>> begin SUPPLIED INFORMATION

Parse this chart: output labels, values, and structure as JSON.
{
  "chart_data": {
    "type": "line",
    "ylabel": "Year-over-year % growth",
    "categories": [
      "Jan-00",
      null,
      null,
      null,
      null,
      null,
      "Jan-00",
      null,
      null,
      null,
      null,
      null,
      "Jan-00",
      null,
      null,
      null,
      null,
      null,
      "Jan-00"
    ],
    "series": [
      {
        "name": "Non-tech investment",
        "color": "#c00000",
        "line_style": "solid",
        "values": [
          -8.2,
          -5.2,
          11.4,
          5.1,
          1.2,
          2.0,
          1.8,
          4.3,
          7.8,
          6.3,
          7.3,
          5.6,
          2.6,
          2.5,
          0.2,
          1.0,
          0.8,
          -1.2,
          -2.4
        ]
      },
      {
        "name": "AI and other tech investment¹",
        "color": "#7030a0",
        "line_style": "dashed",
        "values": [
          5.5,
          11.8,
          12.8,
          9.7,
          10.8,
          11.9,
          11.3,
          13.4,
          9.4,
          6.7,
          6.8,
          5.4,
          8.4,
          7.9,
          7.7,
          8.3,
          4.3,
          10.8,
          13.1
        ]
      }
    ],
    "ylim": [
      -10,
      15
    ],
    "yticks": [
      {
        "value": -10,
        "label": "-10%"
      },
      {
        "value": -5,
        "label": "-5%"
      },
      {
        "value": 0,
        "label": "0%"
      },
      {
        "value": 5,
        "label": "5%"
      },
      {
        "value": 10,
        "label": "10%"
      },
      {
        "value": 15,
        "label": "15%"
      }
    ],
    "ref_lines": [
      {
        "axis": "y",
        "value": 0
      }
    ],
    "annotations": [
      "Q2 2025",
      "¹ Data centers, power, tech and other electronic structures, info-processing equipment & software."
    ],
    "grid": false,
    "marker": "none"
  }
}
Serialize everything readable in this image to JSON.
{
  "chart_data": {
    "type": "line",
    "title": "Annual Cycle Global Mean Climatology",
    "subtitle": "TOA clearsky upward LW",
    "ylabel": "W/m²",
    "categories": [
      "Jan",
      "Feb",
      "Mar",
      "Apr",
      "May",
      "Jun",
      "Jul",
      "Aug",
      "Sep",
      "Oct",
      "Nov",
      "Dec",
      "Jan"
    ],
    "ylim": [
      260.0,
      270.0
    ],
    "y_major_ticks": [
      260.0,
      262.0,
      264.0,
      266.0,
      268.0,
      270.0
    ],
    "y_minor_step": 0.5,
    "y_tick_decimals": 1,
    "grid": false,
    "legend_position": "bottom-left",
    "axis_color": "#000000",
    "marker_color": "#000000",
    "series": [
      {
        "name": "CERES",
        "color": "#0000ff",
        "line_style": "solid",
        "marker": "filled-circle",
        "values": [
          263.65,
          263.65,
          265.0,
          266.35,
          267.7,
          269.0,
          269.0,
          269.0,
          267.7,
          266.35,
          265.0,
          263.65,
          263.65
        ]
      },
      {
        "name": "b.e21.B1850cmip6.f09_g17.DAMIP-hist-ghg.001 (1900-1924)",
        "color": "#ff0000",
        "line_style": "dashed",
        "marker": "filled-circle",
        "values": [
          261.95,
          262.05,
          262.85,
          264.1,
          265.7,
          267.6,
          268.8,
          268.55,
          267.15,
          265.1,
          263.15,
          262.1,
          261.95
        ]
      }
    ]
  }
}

>> end SUPPLIED INFORMATION

TASK TO CARRY OUT
Of the lines in the listing above, how many hold the string "other"? Reply with the number only.

SOLVED PROBLEM
2